§ What you will do:
Take down each entry exactly as written.

▼

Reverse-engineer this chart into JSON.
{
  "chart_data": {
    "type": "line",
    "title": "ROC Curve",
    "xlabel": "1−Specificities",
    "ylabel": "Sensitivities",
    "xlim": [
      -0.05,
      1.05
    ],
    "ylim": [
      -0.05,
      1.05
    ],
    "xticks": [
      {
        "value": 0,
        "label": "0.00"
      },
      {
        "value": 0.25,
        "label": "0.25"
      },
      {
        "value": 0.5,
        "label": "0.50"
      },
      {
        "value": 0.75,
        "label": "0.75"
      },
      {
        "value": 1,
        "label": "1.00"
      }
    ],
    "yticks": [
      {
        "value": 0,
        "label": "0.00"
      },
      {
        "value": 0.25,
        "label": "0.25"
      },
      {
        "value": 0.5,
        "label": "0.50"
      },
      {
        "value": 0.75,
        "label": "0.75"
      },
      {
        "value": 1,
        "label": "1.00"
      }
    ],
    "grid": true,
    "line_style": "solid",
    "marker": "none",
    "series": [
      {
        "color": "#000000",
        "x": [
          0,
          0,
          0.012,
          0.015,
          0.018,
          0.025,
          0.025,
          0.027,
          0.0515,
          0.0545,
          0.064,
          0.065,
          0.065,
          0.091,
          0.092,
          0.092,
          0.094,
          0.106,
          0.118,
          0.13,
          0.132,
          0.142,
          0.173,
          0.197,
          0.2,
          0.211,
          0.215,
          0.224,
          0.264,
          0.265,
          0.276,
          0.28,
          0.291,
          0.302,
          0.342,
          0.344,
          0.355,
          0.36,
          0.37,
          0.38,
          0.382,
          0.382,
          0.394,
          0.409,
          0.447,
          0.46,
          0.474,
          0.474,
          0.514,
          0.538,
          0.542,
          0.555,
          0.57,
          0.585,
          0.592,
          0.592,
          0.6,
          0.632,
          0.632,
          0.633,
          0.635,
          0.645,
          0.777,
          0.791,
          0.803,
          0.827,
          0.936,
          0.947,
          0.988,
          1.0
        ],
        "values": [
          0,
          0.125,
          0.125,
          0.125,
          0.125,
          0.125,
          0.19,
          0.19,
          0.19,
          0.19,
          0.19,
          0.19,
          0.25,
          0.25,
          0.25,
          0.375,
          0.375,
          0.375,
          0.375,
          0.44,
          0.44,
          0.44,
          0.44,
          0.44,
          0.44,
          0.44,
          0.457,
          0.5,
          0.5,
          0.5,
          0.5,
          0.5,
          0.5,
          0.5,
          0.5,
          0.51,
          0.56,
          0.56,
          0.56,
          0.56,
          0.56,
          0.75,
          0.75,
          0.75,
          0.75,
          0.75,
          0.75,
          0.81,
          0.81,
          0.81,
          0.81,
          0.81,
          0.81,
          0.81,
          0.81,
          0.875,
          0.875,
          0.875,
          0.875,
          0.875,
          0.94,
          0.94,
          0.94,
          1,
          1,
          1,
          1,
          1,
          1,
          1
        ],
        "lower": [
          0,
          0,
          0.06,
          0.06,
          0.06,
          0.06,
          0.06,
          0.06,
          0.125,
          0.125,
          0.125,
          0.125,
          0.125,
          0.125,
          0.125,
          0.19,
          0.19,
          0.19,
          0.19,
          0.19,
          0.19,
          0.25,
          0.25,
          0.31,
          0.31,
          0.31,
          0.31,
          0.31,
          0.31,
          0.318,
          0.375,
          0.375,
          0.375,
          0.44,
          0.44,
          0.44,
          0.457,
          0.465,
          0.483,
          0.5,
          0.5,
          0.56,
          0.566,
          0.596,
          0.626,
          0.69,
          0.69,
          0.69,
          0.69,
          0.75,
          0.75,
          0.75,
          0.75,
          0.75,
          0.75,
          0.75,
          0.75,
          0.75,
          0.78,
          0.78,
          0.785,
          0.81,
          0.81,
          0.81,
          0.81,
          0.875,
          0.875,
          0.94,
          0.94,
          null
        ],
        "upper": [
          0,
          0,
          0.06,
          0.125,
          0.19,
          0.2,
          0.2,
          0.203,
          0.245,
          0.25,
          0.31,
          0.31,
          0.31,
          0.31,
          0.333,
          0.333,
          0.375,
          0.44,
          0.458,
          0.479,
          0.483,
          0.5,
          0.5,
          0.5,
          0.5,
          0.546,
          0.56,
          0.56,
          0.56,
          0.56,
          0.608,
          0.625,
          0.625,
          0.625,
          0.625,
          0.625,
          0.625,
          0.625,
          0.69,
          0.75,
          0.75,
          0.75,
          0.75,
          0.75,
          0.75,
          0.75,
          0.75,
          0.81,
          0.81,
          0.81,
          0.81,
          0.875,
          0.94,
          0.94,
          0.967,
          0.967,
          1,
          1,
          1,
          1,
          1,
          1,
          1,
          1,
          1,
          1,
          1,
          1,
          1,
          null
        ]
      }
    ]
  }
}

▲

§ Exercise response:
Reverse-engineer this chart into JSON.
{
  "chart_data": {
    "type": "line",
    "title": "ROC Curve",
    "xlabel": "1−Specificities",
    "ylabel": "Sensitivities",
    "xlim": [
      -0.05,
      1.05
    ],
    "ylim": [
      -0.05,
      1.05
    ],
    "xticks": [
      {
        "value": 0,
        "label": "0.00"
      },
      {
        "value": 0.25,
        "label": "0.25"
      },
      {
        "value": 0.5,
        "label": "0.50"
      },
      {
        "value": 0.75,
        "label": "0.75"
      },
      {
        "value": 1,
        "label": "1.00"
      }
    ],
    "yticks": [
      {
        "value": 0,
        "label": "0.00"
      },
      {
        "value": 0.25,
        "label": "0.25"
      },
      {
        "value": 0.5,
        "label": "0.50"
      },
      {
        "value": 0.75,
        "label": "0.75"
      },
      {
        "value": 1,
        "label": "1.00"
      }
    ],
    "grid": true,
    "line_style": "solid",
    "marker": "none",
    "series": [
      {
        "color": "#000000",
        "x": [
          0,
          0,
          0.012,
          0.015,
          0.018,
          0.025,
          0.025,
          0.027,
          0.0515,
          0.0545,
          0.064,
          0.065,
          0.065,
          0.091,
          0.092,
          0.092,
          0.094,
          0.106,
          0.118,
          0.13,
          0.132,
          0.142,
          0.173,
          0.197,
          0.2,
          0.211,
          0.215,
          0.224,
          0.264,
          0.265,
          0.276,
          0.28,
          0.291,
          0.302,
          0.342,
          0.344,
          0.355,
          0.36,
          0.37,
          0.38,
          0.382,
          0.382,
          0.394,
          0.409,
          0.447,
          0.46,
          0.474,
          0.474,
          0.514,
          0.538,
          0.542,
          0.555,
          0.57,
          0.585,
          0.592,
          0.592,
          0.6,
          0.632,
          0.632,
          0.633,
          0.635,
          0.645,
          0.777,
          0.791,
          0.803,
          0.827,
          0.936,
          0.947,
          0.988,
          1.0
        ],
        "values": [
          0,
          0.125,
          0.125,
          0.125,
          0.125,
          0.125,
          0.19,
          0.19,
          0.19,
          0.19,
          0.19,
          0.19,
          0.25,
          0.25,
          0.25,
          0.375,
          0.375,
          0.375,
          0.375,
          0.44,
          0.44,
          0.44,
          0.44,
          0.44,
          0.44,
          0.44,
          0.457,
          0.5,
          0.5,
          0.5,
          0.5,
          0.5,
          0.5,
          0.5,
          0.5,
          0.51,
          0.56,
          0.56,
          0.56,
          0.56,
          0.56,
          0.75,
          0.75,
          0.75,
          0.75,
          0.75,
          0.75,
          0.81,
          0.81,
          0.81,
          0.81,
          0.81,
          0.81,
          0.81,
          0.81,
          0.875,
          0.875,
          0.875,
          0.875,
          0.875,
          0.94,
          0.94,
          0.94,
          1,
          1,
          1,
          1,
          1,
          1,
          1
        ],
        "lower": [
          0,
          0,
          0.06,
          0.06,
          0.06,
          0.06,
          0.06,
          0.06,
          0.125,
          0.125,
          0.125,
          0.125,
          0.125,
          0.125,
          0.125,
          0.19,
          0.19,
          0.19,
          0.19,
          0.19,
          0.19,
          0.25,
          0.25,
          0.31,
          0.31,
          0.31,
          0.31,
          0.31,
          0.31,
          0.318,
          0.375,
          0.375,
          0.375,
          0.44,
          0.44,
          0.44,
          0.457,
          0.465,
          0.483,
          0.5,
          0.5,
          0.56,
          0.566,
          0.596,
          0.626,
          0.69,
          0.69,
          0.69,
          0.69,
          0.75,
          0.75,
          0.75,
          0.75,
          0.75,
          0.75,
          0.75,
          0.75,
          0.75,
          0.78,
          0.78,
          0.785,
          0.81,
          0.81,
          0.81,
          0.81,
          0.875,
          0.875,
          0.94,
          0.94,
          null
        ],
        "upper": [
          0,
          0,
          0.06,
          0.125,
          0.19,
          0.2,
          0.2,
          0.203,
          0.245,
          0.25,
          0.31,
          0.31,
          0.31,
          0.31,
          0.333,
          0.333,
          0.375,
          0.44,
          0.458,
          0.479,
          0.483,
          0.5,
          0.5,
          0.5,
          0.5,
          0.546,
          0.56,
          0.56,
          0.56,
          0.56,
          0.608,
          0.625,
          0.625,
          0.625,
          0.625,
          0.625,
          0.625,
          0.625,
          0.69,
          0.75,
          0.75,
          0.75,
          0.75,
          0.75,
          0.75,
          0.75,
          0.75,
          0.81,
          0.81,
          0.81,
          0.81,
          0.875,
          0.94,
          0.94,
          0.967,
          0.967,
          1,
          1,
          1,
          1,
          1,
          1,
          1,
          1,
          1,
          1,
          1,
          1,
          1,
          null
        ]
      }
    ]
  }
}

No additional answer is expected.